→ What you should do: Your task is to write out the complete listing exactly as it is shown.

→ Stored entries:
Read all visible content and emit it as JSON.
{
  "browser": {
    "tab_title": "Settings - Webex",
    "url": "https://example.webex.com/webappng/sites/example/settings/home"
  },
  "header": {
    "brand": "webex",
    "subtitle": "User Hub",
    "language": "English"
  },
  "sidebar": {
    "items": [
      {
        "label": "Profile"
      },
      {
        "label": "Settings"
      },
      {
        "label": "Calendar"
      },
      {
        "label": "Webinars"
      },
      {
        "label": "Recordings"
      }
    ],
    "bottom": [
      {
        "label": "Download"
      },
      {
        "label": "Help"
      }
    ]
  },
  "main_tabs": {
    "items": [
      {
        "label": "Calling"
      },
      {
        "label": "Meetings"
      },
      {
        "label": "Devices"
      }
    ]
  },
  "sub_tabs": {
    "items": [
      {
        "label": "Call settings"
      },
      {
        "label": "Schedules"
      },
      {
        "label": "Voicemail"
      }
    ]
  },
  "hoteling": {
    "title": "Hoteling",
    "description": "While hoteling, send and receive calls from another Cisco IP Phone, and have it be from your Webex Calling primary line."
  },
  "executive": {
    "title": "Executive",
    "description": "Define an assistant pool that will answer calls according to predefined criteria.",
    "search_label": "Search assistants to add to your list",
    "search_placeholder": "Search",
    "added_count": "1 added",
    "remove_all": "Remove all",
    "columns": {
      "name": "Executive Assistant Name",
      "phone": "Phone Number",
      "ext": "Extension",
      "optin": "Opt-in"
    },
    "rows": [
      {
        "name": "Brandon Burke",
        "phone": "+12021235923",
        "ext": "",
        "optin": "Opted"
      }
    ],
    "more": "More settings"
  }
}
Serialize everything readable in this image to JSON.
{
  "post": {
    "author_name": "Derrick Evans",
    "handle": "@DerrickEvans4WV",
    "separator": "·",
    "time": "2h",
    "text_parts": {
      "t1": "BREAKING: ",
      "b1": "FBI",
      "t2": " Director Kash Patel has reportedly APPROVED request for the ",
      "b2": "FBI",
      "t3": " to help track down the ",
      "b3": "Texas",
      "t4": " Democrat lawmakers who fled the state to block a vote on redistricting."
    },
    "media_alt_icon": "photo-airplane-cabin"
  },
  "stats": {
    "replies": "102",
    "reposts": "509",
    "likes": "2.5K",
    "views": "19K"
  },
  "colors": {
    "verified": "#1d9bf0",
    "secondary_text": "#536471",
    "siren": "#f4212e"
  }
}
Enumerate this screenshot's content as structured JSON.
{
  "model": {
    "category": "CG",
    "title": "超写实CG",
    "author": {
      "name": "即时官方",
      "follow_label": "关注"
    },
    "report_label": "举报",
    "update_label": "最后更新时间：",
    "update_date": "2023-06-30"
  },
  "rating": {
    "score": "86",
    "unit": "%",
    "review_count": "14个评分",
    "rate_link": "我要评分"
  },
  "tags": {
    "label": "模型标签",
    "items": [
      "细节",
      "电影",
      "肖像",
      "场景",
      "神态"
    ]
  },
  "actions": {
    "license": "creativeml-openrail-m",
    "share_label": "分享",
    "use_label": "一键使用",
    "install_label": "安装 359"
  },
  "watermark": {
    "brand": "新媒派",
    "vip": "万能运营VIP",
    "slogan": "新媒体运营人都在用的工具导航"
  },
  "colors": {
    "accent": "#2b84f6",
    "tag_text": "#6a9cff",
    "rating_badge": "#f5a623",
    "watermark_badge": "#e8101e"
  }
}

→ In response:
Read all visible content and emit it as JSON.
{
  "browser": {
    "tab_title": "Settings - Webex",
    "url": "https://example.webex.com/webappng/sites/example/settings/home"
  },
  "header": {
    "brand": "webex",
    "subtitle": "User Hub",
    "language": "English"
  },
  "sidebar": {
    "items": [
      {
        "label": "Profile"
      },
      {
        "label": "Settings"
      },
      {
        "label": "Calendar"
      },
      {
        "label": "Webinars"
      },
      {
        "label": "Recordings"
      }
    ],
    "bottom": [
      {
        "label": "Download"
      },
      {
        "label": "Help"
      }
    ]
  },
  "main_tabs": {
    "items": [
      {
        "label": "Calling"
      },
      {
        "label": "Meetings"
      },
      {
        "label": "Devices"
      }
    ]
  },
  "sub_tabs": {
    "items": [
      {
        "label": "Call settings"
      },
      {
        "label": "Schedules"
      },
      {
        "label": "Voicemail"
      }
    ]
  },
  "hoteling": {
    "title": "Hoteling",
    "description": "While hoteling, send and receive calls from another Cisco IP Phone, and have it be from your Webex Calling primary line."
  },
  "executive": {
    "title": "Executive",
    "description": "Define an assistant pool that will answer calls according to predefined criteria.",
    "search_label": "Search assistants to add to your list",
    "search_placeholder": "Search",
    "added_count": "1 added",
    "remove_all": "Remove all",
    "columns": {
      "name": "Executive Assistant Name",
      "phone": "Phone Number",
      "ext": "Extension",
      "optin": "Opt-in"
    },
    "rows": [
      {
        "name": "Brandon Burke",
        "phone": "+12021235923",
        "ext": "",
        "optin": "Opted"
      }
    ],
    "more": "More settings"
  }
}
Serialize everything readable in this image to JSON.
{
  "post": {
    "author_name": "Derrick Evans",
    "handle": "@DerrickEvans4WV",
    "separator": "·",
    "time": "2h",
    "text_parts": {
      "t1": "BREAKING: ",
      "b1": "FBI",
      "t2": " Director Kash Patel has reportedly APPROVED request for the ",
      "b2": "FBI",
      "t3": " to help track down the ",
      "b3": "Texas",
      "t4": " Democrat lawmakers who fled the state to block a vote on redistricting."
    },
    "media_alt_icon": "photo-airplane-cabin"
  },
  "stats": {
    "replies": "102",
    "reposts": "509",
    "likes": "2.5K",
    "views": "19K"
  },
  "colors": {
    "verified": "#1d9bf0",
    "secondary_text": "#536471",
    "siren": "#f4212e"
  }
}
Enumerate this screenshot's content as structured JSON.
{
  "model": {
    "category": "CG",
    "title": "超写实CG",
    "author": {
      "name": "即时官方",
      "follow_label": "关注"
    },
    "report_label": "举报",
    "update_label": "最后更新时间：",
    "update_date": "2023-06-30"
  },
  "rating": {
    "score": "86",
    "unit": "%",
    "review_count": "14个评分",
    "rate_link": "我要评分"
  },
  "tags": {
    "label": "模型标签",
    "items": [
      "细节",
      "电影",
      "肖像",
      "场景",
      "神态"
    ]
  },
  "actions": {
    "license": "creativeml-openrail-m",
    "share_label": "分享",
    "use_label": "一键使用",
    "install_label": "安装 359"
  },
  "watermark": {
    "brand": "新媒派",
    "vip": "万能运营VIP",
    "slogan": "新媒体运营人都在用的工具导航"
  },
  "colors": {
    "accent": "#2b84f6",
    "tag_text": "#6a9cff",
    "rating_badge": "#f5a623",
    "watermark_badge": "#e8101e"
  }
}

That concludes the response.